═════ Records supplied
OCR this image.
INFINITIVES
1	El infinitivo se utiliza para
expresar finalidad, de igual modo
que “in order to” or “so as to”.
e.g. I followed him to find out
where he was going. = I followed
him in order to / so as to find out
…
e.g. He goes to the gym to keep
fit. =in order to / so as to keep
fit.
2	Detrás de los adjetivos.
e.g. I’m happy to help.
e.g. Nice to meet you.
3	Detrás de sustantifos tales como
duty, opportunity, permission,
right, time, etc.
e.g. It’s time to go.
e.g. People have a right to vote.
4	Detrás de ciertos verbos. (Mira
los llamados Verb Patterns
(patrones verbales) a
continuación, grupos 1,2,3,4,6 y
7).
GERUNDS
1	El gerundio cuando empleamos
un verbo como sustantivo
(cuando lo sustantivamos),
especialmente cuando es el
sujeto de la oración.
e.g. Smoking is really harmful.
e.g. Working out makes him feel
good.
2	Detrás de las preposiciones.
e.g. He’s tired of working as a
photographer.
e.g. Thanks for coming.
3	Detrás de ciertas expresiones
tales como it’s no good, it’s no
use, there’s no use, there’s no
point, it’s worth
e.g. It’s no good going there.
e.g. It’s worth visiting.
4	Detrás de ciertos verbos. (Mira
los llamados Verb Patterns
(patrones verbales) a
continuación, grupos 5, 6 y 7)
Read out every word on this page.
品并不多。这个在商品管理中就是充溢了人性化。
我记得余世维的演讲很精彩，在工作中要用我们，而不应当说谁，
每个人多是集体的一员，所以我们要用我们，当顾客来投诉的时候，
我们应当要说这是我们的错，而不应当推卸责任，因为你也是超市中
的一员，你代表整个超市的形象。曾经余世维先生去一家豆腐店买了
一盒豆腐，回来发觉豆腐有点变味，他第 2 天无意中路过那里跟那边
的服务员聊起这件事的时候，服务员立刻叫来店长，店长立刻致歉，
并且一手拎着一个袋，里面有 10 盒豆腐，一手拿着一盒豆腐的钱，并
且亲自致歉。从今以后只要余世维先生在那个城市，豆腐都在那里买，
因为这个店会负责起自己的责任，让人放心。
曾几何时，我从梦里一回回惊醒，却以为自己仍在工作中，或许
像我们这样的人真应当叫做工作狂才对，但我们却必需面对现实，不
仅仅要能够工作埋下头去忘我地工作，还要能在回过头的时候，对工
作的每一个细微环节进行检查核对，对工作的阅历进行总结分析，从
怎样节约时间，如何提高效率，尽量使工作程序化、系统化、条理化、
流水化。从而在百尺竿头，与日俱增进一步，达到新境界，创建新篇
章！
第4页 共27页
══════════
Task instructions: Go through the material and select each line with the string "find" in it.

Final answer:
e.g. I followed him to find out
him in order to / so as to find out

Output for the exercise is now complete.